Problem requirements :: Write out each entry, exactly the way it appears.

Dataset records ::
"""

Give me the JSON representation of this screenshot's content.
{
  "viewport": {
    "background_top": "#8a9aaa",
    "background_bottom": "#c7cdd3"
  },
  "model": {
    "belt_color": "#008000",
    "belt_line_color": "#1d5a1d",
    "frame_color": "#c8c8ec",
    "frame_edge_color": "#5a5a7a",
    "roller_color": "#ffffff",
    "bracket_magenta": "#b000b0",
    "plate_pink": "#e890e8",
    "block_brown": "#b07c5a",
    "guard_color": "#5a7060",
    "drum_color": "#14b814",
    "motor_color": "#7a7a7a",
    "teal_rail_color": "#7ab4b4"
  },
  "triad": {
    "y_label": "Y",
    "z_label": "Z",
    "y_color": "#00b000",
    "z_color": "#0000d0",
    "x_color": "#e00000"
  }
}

"""

Final result ::
Give me the JSON representation of this screenshot's content.
{
  "viewport": {
    "background_top": "#8a9aaa",
    "background_bottom": "#c7cdd3"
  },
  "model": {
    "belt_color": "#008000",
    "belt_line_color": "#1d5a1d",
    "frame_color": "#c8c8ec",
    "frame_edge_color": "#5a5a7a",
    "roller_color": "#ffffff",
    "bracket_magenta": "#b000b0",
    "plate_pink": "#e890e8",
    "block_brown": "#b07c5a",
    "guard_color": "#5a7060",
    "drum_color": "#14b814",
    "motor_color": "#7a7a7a",
    "teal_rail_color": "#7ab4b4"
  },
  "triad": {
    "y_label": "Y",
    "z_label": "Z",
    "y_color": "#00b000",
    "z_color": "#0000d0",
    "x_color": "#e00000"
  }
}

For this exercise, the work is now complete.